Written task:
Assemble all lines in which the string "until" appears.

(A run of records)
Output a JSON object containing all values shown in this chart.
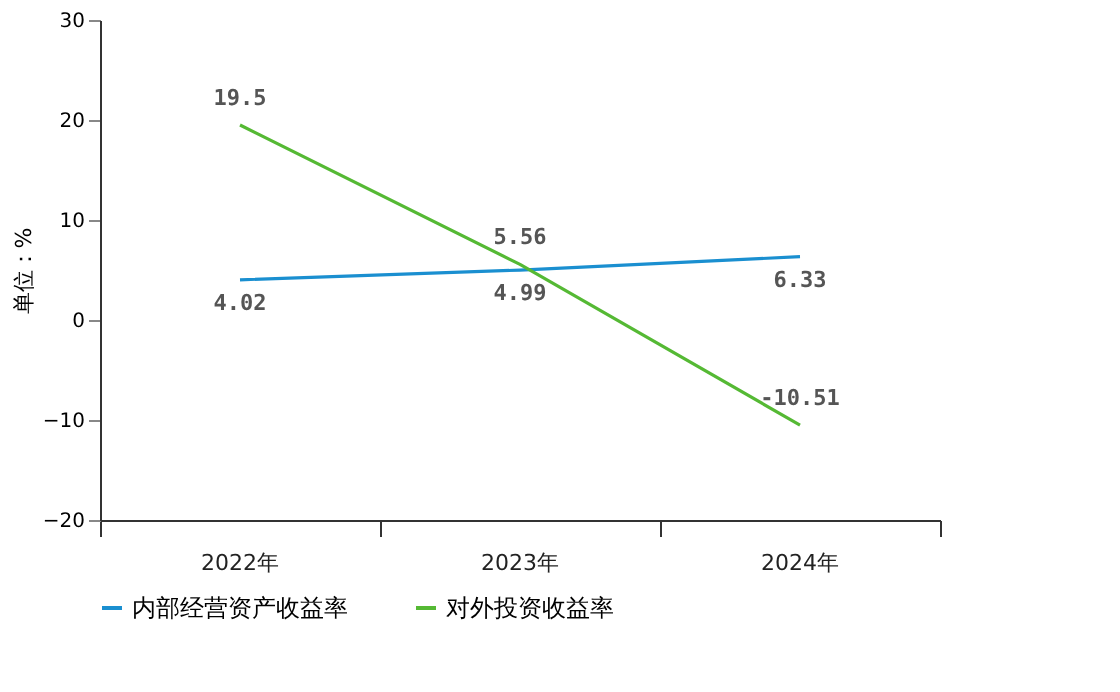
{
  "chart_data": {
    "type": "line",
    "ylabel": "单位：%",
    "categories": [
      "2022年",
      "2023年",
      "2024年"
    ],
    "series": [
      {
        "name": "内部经营资产收益率",
        "color": "#1a8fd0",
        "values": [
          4.02,
          4.99,
          6.33
        ]
      },
      {
        "name": "对外投资收益率",
        "color": "#55b934",
        "values": [
          19.5,
          5.56,
          -10.51
        ]
      }
    ],
    "ylim": [
      -20,
      30
    ],
    "yticks": [
      -20,
      -10,
      0,
      10,
      20,
      30
    ],
    "grid": false,
    "legend": "bottom",
    "data_labels": true,
    "marker": "none",
    "line_style": "solid"
  }
}
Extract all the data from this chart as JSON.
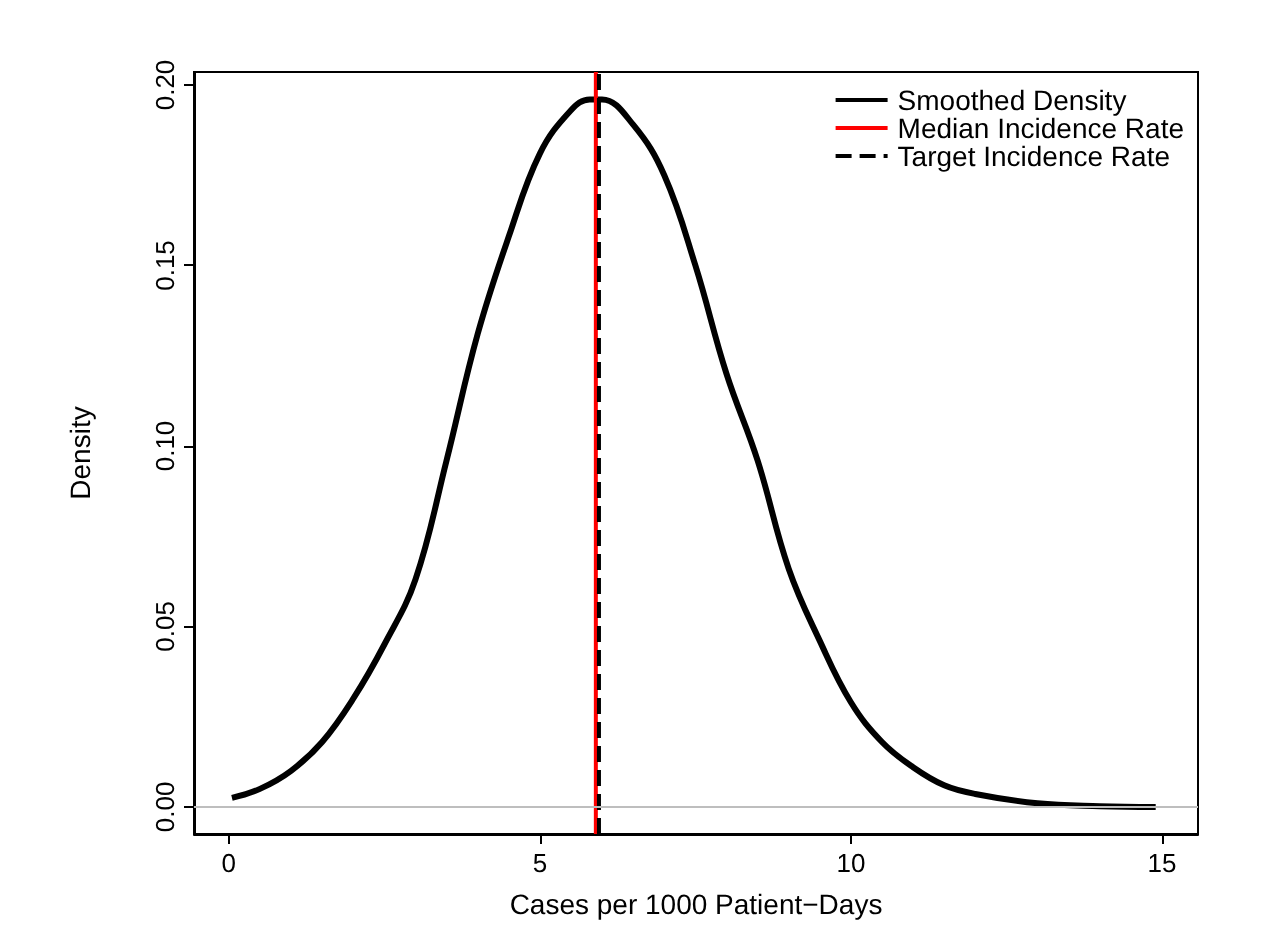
{
  "chart_data": {
    "type": "line",
    "xlabel": "Cases per 1000 Patient−Days",
    "ylabel": "Density",
    "xlim": [
      -0.56,
      15.58
    ],
    "ylim": [
      -0.0075,
      0.2036
    ],
    "xticks": [
      0,
      5,
      10,
      15
    ],
    "yticks": [
      {
        "value": 0,
        "label": "0.00"
      },
      {
        "value": 0.05,
        "label": "0.05"
      },
      {
        "value": 0.1,
        "label": "0.10"
      },
      {
        "value": 0.15,
        "label": "0.15"
      },
      {
        "value": 0.2,
        "label": "0.20"
      }
    ],
    "series": [
      {
        "name": "Smoothed Density",
        "color": "#000000",
        "x": [
          0.05,
          0.5,
          1,
          1.5,
          2,
          2.5,
          3,
          3.5,
          4,
          4.5,
          5,
          5.5,
          5.8,
          6,
          6.5,
          7,
          7.5,
          8,
          8.5,
          9,
          9.5,
          10,
          10.5,
          11,
          11.5,
          12,
          13,
          14,
          14.9
        ],
        "values": [
          0.0025,
          0.005,
          0.01,
          0.018,
          0.03,
          0.045,
          0.063,
          0.096,
          0.131,
          0.158,
          0.181,
          0.193,
          0.196,
          0.196,
          0.189,
          0.175,
          0.15,
          0.12,
          0.096,
          0.066,
          0.046,
          0.029,
          0.018,
          0.011,
          0.006,
          0.0036,
          0.001,
          0.0002,
          0
        ]
      },
      {
        "name": "Median Incidence Rate",
        "color": "#ff0000",
        "line_style": "solid",
        "x": [
          5.9,
          5.9
        ],
        "values": [
          -0.0075,
          0.2036
        ]
      },
      {
        "name": "Target Incidence Rate",
        "color": "#000000",
        "line_style": "dashed",
        "x": [
          5.95,
          5.95
        ],
        "values": [
          -0.0075,
          0.2036
        ]
      }
    ],
    "ref_lines": [
      {
        "axis": "y",
        "value": 0,
        "color": "#bebebe"
      }
    ],
    "legend": "top right",
    "grid": false,
    "marker": "none"
  }
}
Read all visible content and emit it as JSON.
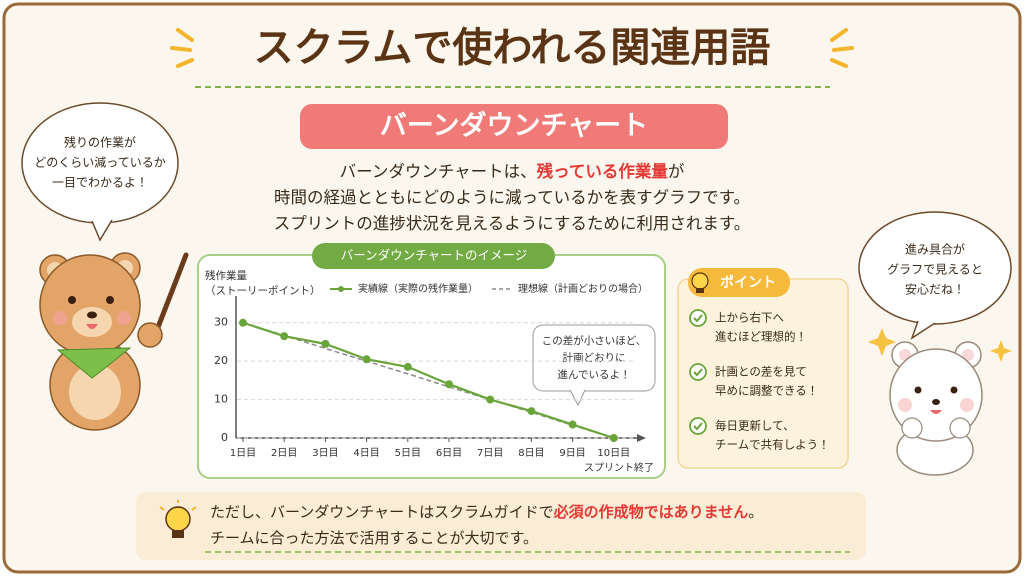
{
  "header": {
    "title": "スクラムで使われる関連用語"
  },
  "section": {
    "heading": "バーンダウンチャート",
    "description": [
      [
        {
          "text": "バーンダウンチャートは、"
        },
        {
          "text": "残っている作業量",
          "color": "#e53935"
        },
        {
          "text": "が"
        }
      ],
      [
        {
          "text": "時間の経過とともにどのように減っているかを表すグラフです。"
        }
      ],
      [
        {
          "text": "スプリントの進捗状況を見えるようにするために利用されます。"
        }
      ]
    ]
  },
  "left_bubble": {
    "lines": [
      "残りの作業が",
      "どのくらい減っているか",
      "一目でわかるよ！"
    ]
  },
  "right_bubble": {
    "lines": [
      "進み具合が",
      "グラフで見えると",
      "安心だね！"
    ]
  },
  "chart_data": {
    "type": "line",
    "title": "バーンダウンチャートのイメージ",
    "y_label": [
      "残作業量",
      "（ストーリーポイント）"
    ],
    "x_label": "スプリント終了",
    "categories": [
      "1日目",
      "2日目",
      "3日目",
      "4日目",
      "5日目",
      "6日目",
      "7日目",
      "8日目",
      "9日目",
      "10日目"
    ],
    "series": [
      {
        "name": "実績線（実際の残作業量）",
        "color": "#6aa53a",
        "style": "solid",
        "values": [
          30,
          26.5,
          24.5,
          20.5,
          18.5,
          14,
          10,
          7,
          3.5,
          0
        ]
      },
      {
        "name": "理想線（計画どおりの場合）",
        "color": "#8a8a8a",
        "style": "dashed",
        "values": [
          30,
          26.7,
          23.3,
          20,
          16.7,
          13.3,
          10,
          6.7,
          3.3,
          0
        ]
      }
    ],
    "ylim": [
      0,
      38
    ],
    "yticks": [
      0,
      10,
      20,
      30
    ],
    "grid": true,
    "annotation": [
      "この差が小さいほど、",
      "計画どおりに",
      "進んでいるよ！"
    ]
  },
  "points": {
    "heading": "ポイント",
    "items": [
      [
        "上から右下へ",
        "進むほど理想的！"
      ],
      [
        "計画との差を見て",
        "早めに調整できる！"
      ],
      [
        "毎日更新して、",
        "チームで共有しよう！"
      ]
    ]
  },
  "note": {
    "lines": [
      [
        {
          "text": "ただし、バーンダウンチャートはスクラムガイドで"
        },
        {
          "text": "必須の作成物ではありません",
          "color": "#e53935"
        },
        {
          "text": "。"
        }
      ],
      [
        {
          "text": "チームに合った方法で活用することが大切です。"
        }
      ]
    ]
  }
}
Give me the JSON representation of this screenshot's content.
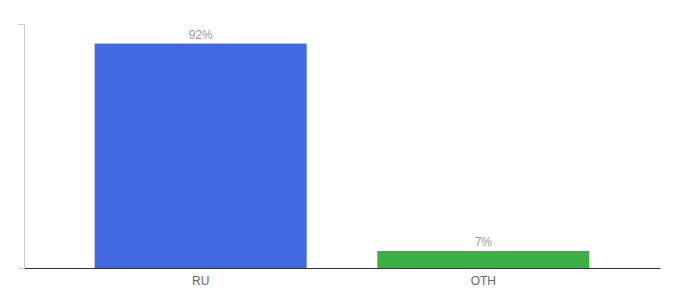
{
  "chart_data": {
    "type": "bar",
    "categories": [
      "RU",
      "OTH"
    ],
    "values": [
      92,
      7
    ],
    "colors": [
      "#4169e1",
      "#3cb043"
    ],
    "data_labels": true,
    "value_labels": [
      "92%",
      "7%"
    ],
    "ylim": [
      0,
      100
    ],
    "tick_labels": "x"
  }
}
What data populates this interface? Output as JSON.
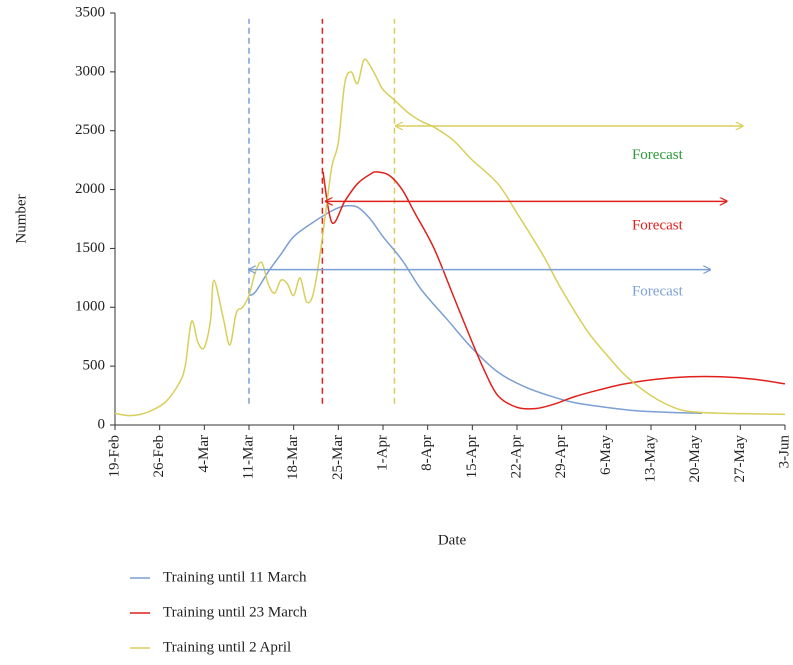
{
  "chart_data": {
    "type": "line",
    "x_label": "Date",
    "y_label": "Number",
    "xlim": [
      0,
      105
    ],
    "ylim": [
      0,
      3500
    ],
    "yticks": [
      0,
      500,
      1000,
      1500,
      2000,
      2500,
      3000,
      3500
    ],
    "xticks": [
      {
        "value": 0,
        "label": "19-Feb"
      },
      {
        "value": 7,
        "label": "26-Feb"
      },
      {
        "value": 14,
        "label": "4-Mar"
      },
      {
        "value": 21,
        "label": "11-Mar"
      },
      {
        "value": 28,
        "label": "18-Mar"
      },
      {
        "value": 35,
        "label": "25-Mar"
      },
      {
        "value": 42,
        "label": "1-Apr"
      },
      {
        "value": 49,
        "label": "8-Apr"
      },
      {
        "value": 56,
        "label": "15-Apr"
      },
      {
        "value": 63,
        "label": "22-Apr"
      },
      {
        "value": 70,
        "label": "29-Apr"
      },
      {
        "value": 77,
        "label": "6-May"
      },
      {
        "value": 84,
        "label": "13-May"
      },
      {
        "value": 91,
        "label": "20-May"
      },
      {
        "value": 98,
        "label": "27-May"
      },
      {
        "value": 105,
        "label": "3-Jun"
      }
    ],
    "grid": false,
    "series": [
      {
        "name": "Training until 11 March",
        "color": "#7b9fd4",
        "x": [
          21,
          22,
          24,
          26,
          28,
          31,
          34,
          36,
          38,
          40,
          42,
          45,
          48,
          52,
          56,
          60,
          64,
          68,
          72,
          77,
          82,
          88,
          92
        ],
        "values": [
          1100,
          1130,
          1300,
          1450,
          1600,
          1720,
          1820,
          1860,
          1850,
          1750,
          1600,
          1400,
          1150,
          900,
          650,
          450,
          330,
          250,
          190,
          150,
          120,
          105,
          100
        ]
      },
      {
        "name": "Training until 23 March",
        "color": "#e0201b",
        "x": [
          32.6,
          34,
          36,
          38,
          40,
          41,
          43,
          45,
          47,
          50,
          53,
          56,
          58,
          60,
          63,
          66,
          69,
          72,
          76,
          80,
          85,
          90,
          95,
          100,
          105
        ],
        "values": [
          2150,
          1720,
          1900,
          2050,
          2130,
          2150,
          2120,
          2000,
          1800,
          1500,
          1100,
          700,
          450,
          250,
          150,
          140,
          180,
          240,
          300,
          350,
          390,
          410,
          410,
          390,
          350
        ]
      },
      {
        "name": "Training until 2 April",
        "color": "#d8cf5a",
        "x": [
          0,
          2,
          4,
          6,
          8,
          10,
          11,
          12,
          13,
          14,
          15,
          15.5,
          17,
          18,
          19,
          20,
          21,
          22,
          23,
          24,
          25,
          26,
          27,
          28,
          29,
          30,
          31,
          32,
          33,
          34,
          35,
          36,
          37,
          38,
          39,
          40,
          41,
          42,
          44,
          46,
          48,
          50,
          53,
          56,
          60,
          63,
          67,
          70,
          74,
          77,
          80,
          84,
          88,
          91,
          95,
          100,
          105
        ],
        "values": [
          100,
          80,
          90,
          130,
          200,
          350,
          500,
          880,
          700,
          660,
          900,
          1230,
          900,
          680,
          950,
          1000,
          1100,
          1300,
          1380,
          1200,
          1120,
          1230,
          1200,
          1100,
          1250,
          1050,
          1100,
          1400,
          1800,
          2200,
          2400,
          2900,
          3000,
          2900,
          3100,
          3050,
          2950,
          2850,
          2750,
          2650,
          2580,
          2530,
          2420,
          2250,
          2050,
          1800,
          1450,
          1150,
          800,
          600,
          420,
          250,
          140,
          110,
          100,
          95,
          90
        ]
      }
    ],
    "markers": [
      {
        "x": 21,
        "y": [
          180,
          3450
        ],
        "color": "#7b9fd4"
      },
      {
        "x": 32.5,
        "y": [
          180,
          3450
        ],
        "color": "#e0201b"
      },
      {
        "x": 43.8,
        "y": [
          180,
          3450
        ],
        "color": "#d8cf5a"
      }
    ],
    "arrows": [
      {
        "x": [
          21,
          93.3
        ],
        "y": 1320,
        "color": "#7b9fd4"
      },
      {
        "x": [
          33,
          95.9
        ],
        "y": 1900,
        "color": "#e0201b"
      },
      {
        "x": [
          44,
          98.4
        ],
        "y": 2540,
        "color": "#d8cf5a"
      }
    ],
    "annotations": [
      {
        "text": "Forecast",
        "x": 85,
        "y": 2290,
        "color": "#2e9a3a"
      },
      {
        "text": "Forecast",
        "x": 85,
        "y": 1690,
        "color": "#e0201b"
      },
      {
        "text": "Forecast",
        "x": 85,
        "y": 1130,
        "color": "#7b9fd4"
      }
    ]
  }
}
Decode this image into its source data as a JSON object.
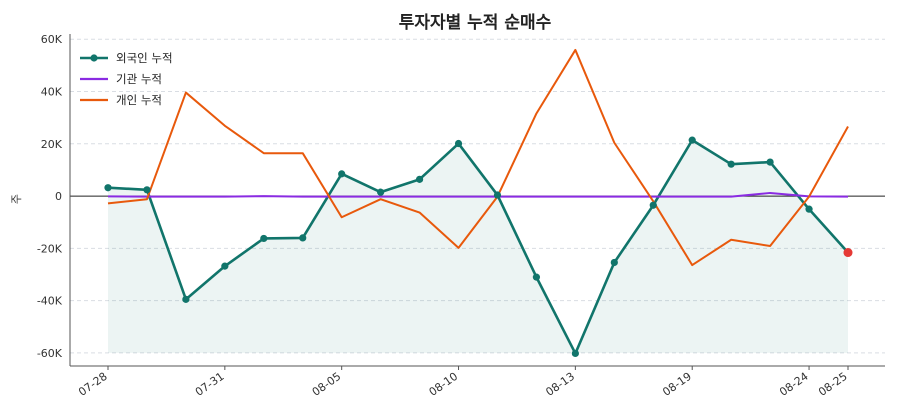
{
  "chart_data": {
    "type": "line",
    "title": "투자자별 누적 순매수",
    "xlabel": "",
    "ylabel": "주",
    "x": [
      "07-28",
      "07-29",
      "07-30",
      "07-31",
      "08-01",
      "08-04",
      "08-05",
      "08-06",
      "08-07",
      "08-10",
      "08-11",
      "08-12",
      "08-13",
      "08-14",
      "08-15",
      "08-19",
      "08-20",
      "08-21",
      "08-24",
      "08-25"
    ],
    "x_tick_labels": [
      "07-28",
      "07-31",
      "08-05",
      "08-10",
      "08-13",
      "08-19",
      "08-24",
      "08-25"
    ],
    "y_ticks": [
      -60000,
      -40000,
      -20000,
      0,
      20000,
      40000,
      60000
    ],
    "y_tick_labels": [
      "-60K",
      "-40K",
      "-20K",
      "0",
      "20K",
      "40K",
      "60K"
    ],
    "ylim": [
      -65000,
      62000
    ],
    "grid": true,
    "legend_position": "top-left",
    "series": [
      {
        "name": "외국인 누적",
        "color": "#11756b",
        "marker": true,
        "fill": true,
        "values": [
          3200,
          2400,
          -39500,
          -26800,
          -16200,
          -16000,
          8500,
          1500,
          6400,
          20100,
          400,
          -31000,
          -60200,
          -25400,
          -3500,
          21400,
          12200,
          13000,
          -5000,
          -21600
        ]
      },
      {
        "name": "기관 누적",
        "color": "#8a2be2",
        "marker": false,
        "fill": false,
        "values": [
          -100,
          -200,
          -200,
          -200,
          0,
          -200,
          -200,
          -200,
          -200,
          -200,
          -200,
          -200,
          -200,
          -200,
          -200,
          -200,
          -200,
          1200,
          -100,
          -200
        ]
      },
      {
        "name": "개인 누적",
        "color": "#e8590c",
        "marker": false,
        "fill": false,
        "values": [
          -2800,
          -1200,
          39600,
          26900,
          16400,
          16400,
          -8100,
          -1200,
          -6300,
          -19800,
          -200,
          31600,
          55900,
          20400,
          -2000,
          -26400,
          -16700,
          -19100,
          -200,
          26600
        ]
      }
    ],
    "highlight_last_point": {
      "series": "외국인 누적",
      "color": "#e53935"
    }
  }
}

The completed task:
        "name": "Training until 11 March",
        "name": "Training until 23 March",
        "name": "Training until 2 April",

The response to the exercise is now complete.